(Your objective)
All the data must come back unchanged, except that pictures are left out.

(Dataset content)
▼▼▼

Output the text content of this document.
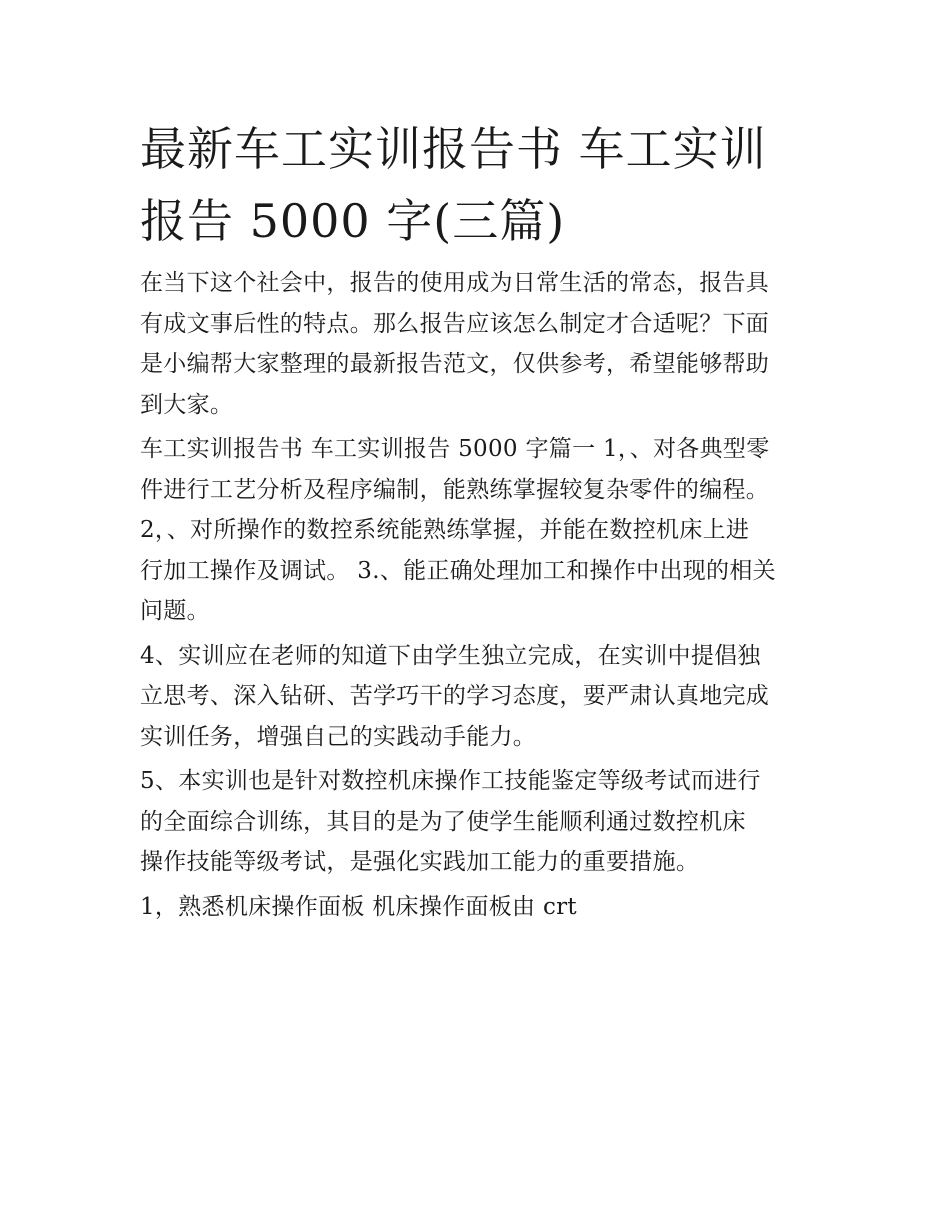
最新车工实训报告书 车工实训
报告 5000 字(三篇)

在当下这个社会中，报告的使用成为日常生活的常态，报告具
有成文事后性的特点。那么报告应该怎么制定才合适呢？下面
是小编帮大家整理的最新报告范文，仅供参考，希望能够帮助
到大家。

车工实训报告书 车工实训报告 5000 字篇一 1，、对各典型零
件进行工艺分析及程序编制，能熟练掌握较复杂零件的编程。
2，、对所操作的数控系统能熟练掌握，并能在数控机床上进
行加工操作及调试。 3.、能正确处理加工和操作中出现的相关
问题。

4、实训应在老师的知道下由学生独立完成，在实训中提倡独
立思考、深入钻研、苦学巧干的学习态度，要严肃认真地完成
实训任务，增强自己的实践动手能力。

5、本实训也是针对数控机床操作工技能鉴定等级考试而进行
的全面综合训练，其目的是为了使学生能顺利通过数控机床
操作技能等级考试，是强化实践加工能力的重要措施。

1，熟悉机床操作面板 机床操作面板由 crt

▲▲▲

(Finished exercise)
Output the text content of this document.
最新车工实训报告书 车工实训
报告 5000 字(三篇)

在当下这个社会中，报告的使用成为日常生活的常态，报告具
有成文事后性的特点。那么报告应该怎么制定才合适呢？下面
是小编帮大家整理的最新报告范文，仅供参考，希望能够帮助
到大家。

车工实训报告书 车工实训报告 5000 字篇一 1，、对各典型零
件进行工艺分析及程序编制，能熟练掌握较复杂零件的编程。
2，、对所操作的数控系统能熟练掌握，并能在数控机床上进
行加工操作及调试。 3.、能正确处理加工和操作中出现的相关
问题。

4、实训应在老师的知道下由学生独立完成，在实训中提倡独
立思考、深入钻研、苦学巧干的学习态度，要严肃认真地完成
实训任务，增强自己的实践动手能力。

5、本实训也是针对数控机床操作工技能鉴定等级考试而进行
的全面综合训练，其目的是为了使学生能顺利通过数控机床
操作技能等级考试，是强化实践加工能力的重要措施。

1，熟悉机床操作面板 机床操作面板由 crt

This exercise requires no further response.